** EXTRACTED TEXT **
+===+

Is Fludarabine (FLU), Cyclophosphamide (CYC), and Rituximab (RTX) (FCR) still used in the treatment of Chronic Lymphocytic Leukemia (CLL)?

FCR in Chronic Lymphocytic Leukemia Treatment

FCR (Fludarabine, Cyclophosphamide, and Rituximab) remains a standard first-line therapy for specific subgroups of CLL patients, particularly younger (<65 years), physically fit patients with mutated IGHV status and without del(17p)/TP53 mutations. 1

Current Role of FCR in CLL Treatment

Patient Selection for FCR

• FCR is a category 1 recommendation for first-line therapy in patients <65 years without significant comorbidities and without del(17p)/TP53 mutations 1
• FCR demonstrates superior outcomes in:
  • Physically fit patients under 65 years of age 1
  • Patients with mutated IGHV status 1
• FCR is not recommended for:
  • Patients with del(17p) or TP53 mutations (poor response to chemoimmunotherapy) 1
  • Frail patients or those with significant comorbidities 1
  • Generally avoided in patients >65 years due to increased toxicity 1

Efficacy of FCR

• FCR results in higher complete response rates (40% vs 31%) compared to BR (bendamustine + rituximab) 1
• Achieves higher minimal residual disease (MRD) negativity (59% vs 26% at 12 months) 1
• Provides longer median progression-free survival (PFS) of 55.2 months vs 41.7 months with BR 1
• Particularly effective in patients with mutated IGHV, with some studies showing a plateau in the PFS curve beyond 10 years 1

Alternatives to FCR

For Older/Less Fit Patients

• Bendamustine + rituximab (BR) is preferred for fit elderly patients or those with previous infections 1
• Obinutuzumab + chlorambucil (category 1) for patients ≥65 years with comorbidities 1
• Ibrutinib (category 1) for patients ≥65 years with comorbidities 1
• BR shows similar outcomes to FCR in patients >65 years but with less toxicity 1, 2

For Patients with del(17p)/TP53 Mutations

• Alemtuzumab with corticosteroids is recommended instead of FCR 1, 3
• Consider allogeneic stem cell transplantation for eligible patients after response 1
• Targeted agents acting independently of p53 pathway are preferred 3

Toxicity Considerations with FCR

• Higher incidence of severe neutropenia and infections (39% vs 25%) compared to BR, especially in those >65 years 1
• Increased risk of secondary acute myeloid leukemia (AML) and myelodysplastic syndromes (MDS) - 3% with FCR vs 1% with BR 1
• In patients >65 years, secondary neoplasia occurred more frequently after FCR (32.6%) compared to BR (16.8%) 2

Retreatment Considerations

• Patients with long first remission (≥3 years) may benefit from FCR rechallenge at relapse 4
• Patients with short first remission (<3 years) have poor outcomes regardless of salvage therapy and should be considered for novel therapies 4

FDA Indication

• Rituximab, in combination with fludarabine and cyclophosphamide (FC), is indicated for the treatment of adult patients with previously untreated and previously treated CD20-positive CLL 5

FCR remains an important treatment option in CLL, but patient selection is critical to maximize benefit while minimizing toxicity. The treatment landscape continues to evolve with newer targeted therapies, but FCR maintains its place for specific patient populations.

+===+

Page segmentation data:

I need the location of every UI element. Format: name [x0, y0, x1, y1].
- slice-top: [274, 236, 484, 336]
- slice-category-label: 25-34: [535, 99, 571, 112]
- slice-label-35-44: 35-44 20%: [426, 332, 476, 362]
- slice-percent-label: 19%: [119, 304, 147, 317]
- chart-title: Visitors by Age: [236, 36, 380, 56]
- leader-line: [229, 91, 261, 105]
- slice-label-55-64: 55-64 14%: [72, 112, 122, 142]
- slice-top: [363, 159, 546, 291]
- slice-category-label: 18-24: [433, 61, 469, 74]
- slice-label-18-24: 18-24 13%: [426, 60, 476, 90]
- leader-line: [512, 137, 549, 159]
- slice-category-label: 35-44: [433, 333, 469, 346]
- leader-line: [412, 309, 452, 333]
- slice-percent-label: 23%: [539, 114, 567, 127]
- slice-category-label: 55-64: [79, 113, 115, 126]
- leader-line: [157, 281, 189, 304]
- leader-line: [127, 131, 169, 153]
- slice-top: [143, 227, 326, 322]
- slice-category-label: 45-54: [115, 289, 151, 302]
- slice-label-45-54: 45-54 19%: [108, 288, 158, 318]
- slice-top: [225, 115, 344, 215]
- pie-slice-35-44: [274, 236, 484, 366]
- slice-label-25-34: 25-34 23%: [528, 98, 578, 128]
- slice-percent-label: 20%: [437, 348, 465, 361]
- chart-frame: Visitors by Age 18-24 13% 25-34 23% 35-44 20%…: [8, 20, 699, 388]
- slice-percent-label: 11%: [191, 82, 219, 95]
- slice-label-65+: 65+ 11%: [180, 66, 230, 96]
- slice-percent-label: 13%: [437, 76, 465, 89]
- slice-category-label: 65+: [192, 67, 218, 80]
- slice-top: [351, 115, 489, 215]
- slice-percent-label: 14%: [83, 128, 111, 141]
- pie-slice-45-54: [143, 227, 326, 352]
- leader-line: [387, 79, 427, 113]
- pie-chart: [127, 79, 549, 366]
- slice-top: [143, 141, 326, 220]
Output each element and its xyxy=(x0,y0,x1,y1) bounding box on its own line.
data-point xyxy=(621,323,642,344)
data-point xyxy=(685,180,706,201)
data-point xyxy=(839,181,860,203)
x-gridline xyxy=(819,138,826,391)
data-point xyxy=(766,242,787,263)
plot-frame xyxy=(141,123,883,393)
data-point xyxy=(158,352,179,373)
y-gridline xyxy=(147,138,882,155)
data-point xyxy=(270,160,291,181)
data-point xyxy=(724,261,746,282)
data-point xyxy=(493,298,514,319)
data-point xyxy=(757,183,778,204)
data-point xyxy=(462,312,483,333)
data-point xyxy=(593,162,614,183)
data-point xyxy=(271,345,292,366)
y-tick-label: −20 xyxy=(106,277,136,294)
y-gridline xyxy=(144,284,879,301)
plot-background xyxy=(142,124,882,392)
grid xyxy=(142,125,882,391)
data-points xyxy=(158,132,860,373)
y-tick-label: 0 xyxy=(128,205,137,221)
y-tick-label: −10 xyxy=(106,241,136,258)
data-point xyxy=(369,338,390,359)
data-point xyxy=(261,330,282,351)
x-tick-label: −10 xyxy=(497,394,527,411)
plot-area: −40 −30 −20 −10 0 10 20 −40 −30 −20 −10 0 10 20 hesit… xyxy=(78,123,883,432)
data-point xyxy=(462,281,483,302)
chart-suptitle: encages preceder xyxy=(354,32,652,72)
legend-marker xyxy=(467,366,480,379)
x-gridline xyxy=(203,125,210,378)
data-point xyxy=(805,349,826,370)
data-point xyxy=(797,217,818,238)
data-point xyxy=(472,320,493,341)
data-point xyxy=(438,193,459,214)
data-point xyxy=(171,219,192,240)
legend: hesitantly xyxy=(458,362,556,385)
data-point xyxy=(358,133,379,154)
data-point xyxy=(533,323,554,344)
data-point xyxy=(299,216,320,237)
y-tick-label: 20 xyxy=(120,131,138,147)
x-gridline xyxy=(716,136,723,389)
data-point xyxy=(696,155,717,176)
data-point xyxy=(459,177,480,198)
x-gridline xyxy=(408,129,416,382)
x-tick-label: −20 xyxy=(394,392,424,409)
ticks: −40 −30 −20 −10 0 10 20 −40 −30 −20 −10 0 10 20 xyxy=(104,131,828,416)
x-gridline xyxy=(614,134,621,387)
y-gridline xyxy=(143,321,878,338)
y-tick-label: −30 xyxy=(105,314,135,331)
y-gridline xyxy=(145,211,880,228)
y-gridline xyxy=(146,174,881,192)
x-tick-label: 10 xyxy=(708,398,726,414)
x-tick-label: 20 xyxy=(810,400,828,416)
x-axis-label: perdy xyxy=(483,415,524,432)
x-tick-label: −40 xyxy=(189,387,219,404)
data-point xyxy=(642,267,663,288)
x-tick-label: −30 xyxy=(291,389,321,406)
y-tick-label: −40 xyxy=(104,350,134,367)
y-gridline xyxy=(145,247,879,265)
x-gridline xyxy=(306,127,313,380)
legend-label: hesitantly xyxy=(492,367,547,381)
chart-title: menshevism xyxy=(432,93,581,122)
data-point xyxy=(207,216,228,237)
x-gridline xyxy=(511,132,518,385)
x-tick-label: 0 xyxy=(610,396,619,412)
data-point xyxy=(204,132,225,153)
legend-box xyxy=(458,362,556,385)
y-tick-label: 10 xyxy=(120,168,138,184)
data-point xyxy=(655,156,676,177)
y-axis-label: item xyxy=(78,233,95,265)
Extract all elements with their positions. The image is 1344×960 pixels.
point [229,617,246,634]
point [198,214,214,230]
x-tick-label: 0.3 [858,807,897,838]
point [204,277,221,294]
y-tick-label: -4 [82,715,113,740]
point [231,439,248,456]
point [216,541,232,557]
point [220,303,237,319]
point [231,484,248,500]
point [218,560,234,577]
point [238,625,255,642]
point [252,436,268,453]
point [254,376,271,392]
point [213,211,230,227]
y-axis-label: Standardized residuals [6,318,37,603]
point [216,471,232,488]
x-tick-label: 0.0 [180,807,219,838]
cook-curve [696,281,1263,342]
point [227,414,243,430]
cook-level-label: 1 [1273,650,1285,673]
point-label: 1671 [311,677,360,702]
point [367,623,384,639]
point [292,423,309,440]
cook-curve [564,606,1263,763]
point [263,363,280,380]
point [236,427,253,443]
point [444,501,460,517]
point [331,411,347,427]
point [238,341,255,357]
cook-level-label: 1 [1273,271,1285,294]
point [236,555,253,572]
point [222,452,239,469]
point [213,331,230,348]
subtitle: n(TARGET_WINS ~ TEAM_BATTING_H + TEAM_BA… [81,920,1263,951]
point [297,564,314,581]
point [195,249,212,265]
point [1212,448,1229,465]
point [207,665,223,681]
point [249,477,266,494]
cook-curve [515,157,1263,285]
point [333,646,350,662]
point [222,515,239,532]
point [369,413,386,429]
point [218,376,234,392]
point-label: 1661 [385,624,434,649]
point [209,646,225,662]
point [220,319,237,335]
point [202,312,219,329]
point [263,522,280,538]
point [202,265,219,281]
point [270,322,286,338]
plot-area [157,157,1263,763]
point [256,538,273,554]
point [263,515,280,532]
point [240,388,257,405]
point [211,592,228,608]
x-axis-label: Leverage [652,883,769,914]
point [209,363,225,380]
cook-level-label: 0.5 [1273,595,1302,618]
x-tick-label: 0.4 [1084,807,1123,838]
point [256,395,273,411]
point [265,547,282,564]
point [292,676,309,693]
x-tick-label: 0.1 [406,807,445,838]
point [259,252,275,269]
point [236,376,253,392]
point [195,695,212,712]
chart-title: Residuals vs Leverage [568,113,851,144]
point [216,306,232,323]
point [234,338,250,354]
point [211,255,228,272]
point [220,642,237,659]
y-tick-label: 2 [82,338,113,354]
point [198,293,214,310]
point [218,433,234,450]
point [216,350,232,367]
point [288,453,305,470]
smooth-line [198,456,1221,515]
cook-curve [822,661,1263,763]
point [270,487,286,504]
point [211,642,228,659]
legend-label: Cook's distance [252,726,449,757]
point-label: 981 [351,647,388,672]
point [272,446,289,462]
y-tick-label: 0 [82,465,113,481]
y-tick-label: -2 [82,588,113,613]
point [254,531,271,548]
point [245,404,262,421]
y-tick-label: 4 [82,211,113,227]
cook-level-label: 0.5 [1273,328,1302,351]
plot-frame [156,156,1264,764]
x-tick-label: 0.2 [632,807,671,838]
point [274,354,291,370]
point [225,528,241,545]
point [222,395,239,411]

+===+

** QUESTIONS ON THE MATERIAL **
a. According to the FCR text, what median progression-free survival does FCR provide compared with BR?
b. Reproduce verbatim the part of the FCR text starting at "Retreatment Considerations" and ending at "specific patient populations.".

** PER-TASK OUTPUTS **
a. 55.2 months with FCR versus 41.7 months with BR.

b.
Retreatment Considerations

• Patients with long first remission (≥3 years) may benefit from FCR rechallenge at relapse 4
• Patients with short first remission (<3 years) have poor outcomes regardless of salvage therapy and should be considered for novel therapies 4

FDA Indication

• Rituximab, in combination with fludarabine and cyclophosphamide (FC), is indicated for the treatment of adult patients with previously untreated and previously treated CD20-positive CLL 5

FCR remains an important treatment option in CLL, but patient selection is critical to maximize benefit while minimizing toxicity. The treatment landscape continues to evolve with newer targeted therapies, but FCR maintains its place for specific patient populations.